> GOAL: Copy out each line below exactly as it appears.

> MATERIAL FOR THIS TASK:
Start
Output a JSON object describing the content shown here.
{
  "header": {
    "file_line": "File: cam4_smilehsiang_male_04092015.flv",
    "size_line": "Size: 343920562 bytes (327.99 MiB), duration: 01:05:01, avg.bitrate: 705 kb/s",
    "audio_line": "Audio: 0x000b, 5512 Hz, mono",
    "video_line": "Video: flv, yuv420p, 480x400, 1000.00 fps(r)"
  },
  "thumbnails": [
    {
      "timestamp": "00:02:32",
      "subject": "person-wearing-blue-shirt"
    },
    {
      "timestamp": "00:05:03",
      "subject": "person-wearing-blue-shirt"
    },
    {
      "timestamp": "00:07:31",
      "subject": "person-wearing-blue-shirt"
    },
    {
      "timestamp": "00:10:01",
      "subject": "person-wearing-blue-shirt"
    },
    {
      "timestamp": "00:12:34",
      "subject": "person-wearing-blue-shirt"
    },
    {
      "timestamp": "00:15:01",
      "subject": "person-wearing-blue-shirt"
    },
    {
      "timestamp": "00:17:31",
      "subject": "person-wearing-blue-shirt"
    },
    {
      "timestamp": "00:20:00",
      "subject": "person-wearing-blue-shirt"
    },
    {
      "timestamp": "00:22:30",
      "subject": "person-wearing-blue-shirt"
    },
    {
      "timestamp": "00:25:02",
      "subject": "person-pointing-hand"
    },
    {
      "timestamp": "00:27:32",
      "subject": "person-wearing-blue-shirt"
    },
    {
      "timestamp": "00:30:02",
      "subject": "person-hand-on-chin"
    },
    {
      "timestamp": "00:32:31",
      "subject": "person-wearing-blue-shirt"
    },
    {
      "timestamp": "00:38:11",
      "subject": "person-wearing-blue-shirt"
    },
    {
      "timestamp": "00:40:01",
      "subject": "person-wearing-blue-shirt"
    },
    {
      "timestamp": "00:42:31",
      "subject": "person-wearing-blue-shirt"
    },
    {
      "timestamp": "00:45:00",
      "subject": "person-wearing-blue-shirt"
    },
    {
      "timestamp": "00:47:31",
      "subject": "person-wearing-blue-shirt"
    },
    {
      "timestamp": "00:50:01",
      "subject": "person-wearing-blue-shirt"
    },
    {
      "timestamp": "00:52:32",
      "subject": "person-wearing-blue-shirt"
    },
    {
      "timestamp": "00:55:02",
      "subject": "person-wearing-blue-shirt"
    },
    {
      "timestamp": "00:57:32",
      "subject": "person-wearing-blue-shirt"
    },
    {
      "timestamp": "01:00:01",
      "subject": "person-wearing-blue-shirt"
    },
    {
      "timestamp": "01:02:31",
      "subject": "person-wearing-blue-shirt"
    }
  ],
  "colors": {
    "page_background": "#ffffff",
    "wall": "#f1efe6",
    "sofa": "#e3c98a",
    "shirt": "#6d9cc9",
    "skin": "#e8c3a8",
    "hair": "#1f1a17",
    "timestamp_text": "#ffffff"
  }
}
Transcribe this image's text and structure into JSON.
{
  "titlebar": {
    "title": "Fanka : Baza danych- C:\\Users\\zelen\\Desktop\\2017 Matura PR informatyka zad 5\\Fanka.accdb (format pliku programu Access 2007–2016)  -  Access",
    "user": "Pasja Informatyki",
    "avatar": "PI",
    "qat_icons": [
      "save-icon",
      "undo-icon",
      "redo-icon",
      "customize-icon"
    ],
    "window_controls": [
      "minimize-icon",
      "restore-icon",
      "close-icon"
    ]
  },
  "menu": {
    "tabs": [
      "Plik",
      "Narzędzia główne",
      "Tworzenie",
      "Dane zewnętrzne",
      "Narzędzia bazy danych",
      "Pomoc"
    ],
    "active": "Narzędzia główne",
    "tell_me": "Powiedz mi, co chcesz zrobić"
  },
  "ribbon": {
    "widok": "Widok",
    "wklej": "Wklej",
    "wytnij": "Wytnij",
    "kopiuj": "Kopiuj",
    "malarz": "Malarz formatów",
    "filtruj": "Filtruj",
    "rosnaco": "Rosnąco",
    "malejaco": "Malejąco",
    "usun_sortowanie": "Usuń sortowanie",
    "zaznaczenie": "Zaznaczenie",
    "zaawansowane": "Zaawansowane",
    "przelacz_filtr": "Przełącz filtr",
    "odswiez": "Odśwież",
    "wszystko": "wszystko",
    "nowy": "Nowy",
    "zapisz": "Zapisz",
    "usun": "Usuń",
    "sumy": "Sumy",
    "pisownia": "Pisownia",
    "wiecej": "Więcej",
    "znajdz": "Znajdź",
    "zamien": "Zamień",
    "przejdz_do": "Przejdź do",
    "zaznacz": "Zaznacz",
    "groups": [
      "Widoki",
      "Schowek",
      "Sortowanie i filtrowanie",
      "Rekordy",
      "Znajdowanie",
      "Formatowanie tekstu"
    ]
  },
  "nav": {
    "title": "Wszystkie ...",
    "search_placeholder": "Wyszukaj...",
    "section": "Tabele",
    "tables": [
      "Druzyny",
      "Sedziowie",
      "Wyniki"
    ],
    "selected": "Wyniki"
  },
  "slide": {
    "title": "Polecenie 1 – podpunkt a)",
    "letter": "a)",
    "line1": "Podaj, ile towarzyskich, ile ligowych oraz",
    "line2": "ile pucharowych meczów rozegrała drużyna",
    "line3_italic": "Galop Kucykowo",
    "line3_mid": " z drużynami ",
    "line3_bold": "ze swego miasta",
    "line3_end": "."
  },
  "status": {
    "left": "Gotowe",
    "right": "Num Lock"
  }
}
End
> THE COMPLETED TASK:
Output a JSON object describing the content shown here.
{
  "header": {
    "file_line": "File: cam4_smilehsiang_male_04092015.flv",
    "size_line": "Size: 343920562 bytes (327.99 MiB), duration: 01:05:01, avg.bitrate: 705 kb/s",
    "audio_line": "Audio: 0x000b, 5512 Hz, mono",
    "video_line": "Video: flv, yuv420p, 480x400, 1000.00 fps(r)"
  },
  "thumbnails": [
    {
      "timestamp": "00:02:32",
      "subject": "person-wearing-blue-shirt"
    },
    {
      "timestamp": "00:05:03",
      "subject": "person-wearing-blue-shirt"
    },
    {
      "timestamp": "00:07:31",
      "subject": "person-wearing-blue-shirt"
    },
    {
      "timestamp": "00:10:01",
      "subject": "person-wearing-blue-shirt"
    },
    {
      "timestamp": "00:12:34",
      "subject": "person-wearing-blue-shirt"
    },
    {
      "timestamp": "00:15:01",
      "subject": "person-wearing-blue-shirt"
    },
    {
      "timestamp": "00:17:31",
      "subject": "person-wearing-blue-shirt"
    },
    {
      "timestamp": "00:20:00",
      "subject": "person-wearing-blue-shirt"
    },
    {
      "timestamp": "00:22:30",
      "subject": "person-wearing-blue-shirt"
    },
    {
      "timestamp": "00:25:02",
      "subject": "person-pointing-hand"
    },
    {
      "timestamp": "00:27:32",
      "subject": "person-wearing-blue-shirt"
    },
    {
      "timestamp": "00:30:02",
      "subject": "person-hand-on-chin"
    },
    {
      "timestamp": "00:32:31",
      "subject": "person-wearing-blue-shirt"
    },
    {
      "timestamp": "00:38:11",
      "subject": "person-wearing-blue-shirt"
    },
    {
      "timestamp": "00:40:01",
      "subject": "person-wearing-blue-shirt"
    },
    {
      "timestamp": "00:42:31",
      "subject": "person-wearing-blue-shirt"
    },
    {
      "timestamp": "00:45:00",
      "subject": "person-wearing-blue-shirt"
    },
    {
      "timestamp": "00:47:31",
      "subject": "person-wearing-blue-shirt"
    },
    {
      "timestamp": "00:50:01",
      "subject": "person-wearing-blue-shirt"
    },
    {
      "timestamp": "00:52:32",
      "subject": "person-wearing-blue-shirt"
    },
    {
      "timestamp": "00:55:02",
      "subject": "person-wearing-blue-shirt"
    },
    {
      "timestamp": "00:57:32",
      "subject": "person-wearing-blue-shirt"
    },
    {
      "timestamp": "01:00:01",
      "subject": "person-wearing-blue-shirt"
    },
    {
      "timestamp": "01:02:31",
      "subject": "person-wearing-blue-shirt"
    }
  ],
  "colors": {
    "page_background": "#ffffff",
    "wall": "#f1efe6",
    "sofa": "#e3c98a",
    "shirt": "#6d9cc9",
    "skin": "#e8c3a8",
    "hair": "#1f1a17",
    "timestamp_text": "#ffffff"
  }
}
Transcribe this image's text and structure into JSON.
{
  "titlebar": {
    "title": "Fanka : Baza danych- C:\\Users\\zelen\\Desktop\\2017 Matura PR informatyka zad 5\\Fanka.accdb (format pliku programu Access 2007–2016)  -  Access",
    "user": "Pasja Informatyki",
    "avatar": "PI",
    "qat_icons": [
      "save-icon",
      "undo-icon",
      "redo-icon",
      "customize-icon"
    ],
    "window_controls": [
      "minimize-icon",
      "restore-icon",
      "close-icon"
    ]
  },
  "menu": {
    "tabs": [
      "Plik",
      "Narzędzia główne",
      "Tworzenie",
      "Dane zewnętrzne",
      "Narzędzia bazy danych",
      "Pomoc"
    ],
    "active": "Narzędzia główne",
    "tell_me": "Powiedz mi, co chcesz zrobić"
  },
  "ribbon": {
    "widok": "Widok",
    "wklej": "Wklej",
    "wytnij": "Wytnij",
    "kopiuj": "Kopiuj",
    "malarz": "Malarz formatów",
    "filtruj": "Filtruj",
    "rosnaco": "Rosnąco",
    "malejaco": "Malejąco",
    "usun_sortowanie": "Usuń sortowanie",
    "zaznaczenie": "Zaznaczenie",
    "zaawansowane": "Zaawansowane",
    "przelacz_filtr": "Przełącz filtr",
    "odswiez": "Odśwież",
    "wszystko": "wszystko",
    "nowy": "Nowy",
    "zapisz": "Zapisz",
    "usun": "Usuń",
    "sumy": "Sumy",
    "pisownia": "Pisownia",
    "wiecej": "Więcej",
    "znajdz": "Znajdź",
    "zamien": "Zamień",
    "przejdz_do": "Przejdź do",
    "zaznacz": "Zaznacz",
    "groups": [
      "Widoki",
      "Schowek",
      "Sortowanie i filtrowanie",
      "Rekordy",
      "Znajdowanie",
      "Formatowanie tekstu"
    ]
  },
  "nav": {
    "title": "Wszystkie ...",
    "search_placeholder": "Wyszukaj...",
    "section": "Tabele",
    "tables": [
      "Druzyny",
      "Sedziowie",
      "Wyniki"
    ],
    "selected": "Wyniki"
  },
  "slide": {
    "title": "Polecenie 1 – podpunkt a)",
    "letter": "a)",
    "line1": "Podaj, ile towarzyskich, ile ligowych oraz",
    "line2": "ile pucharowych meczów rozegrała drużyna",
    "line3_italic": "Galop Kucykowo",
    "line3_mid": " z drużynami ",
    "line3_bold": "ze swego miasta",
    "line3_end": "."
  },
  "status": {
    "left": "Gotowe",
    "right": "Num Lock"
  }
}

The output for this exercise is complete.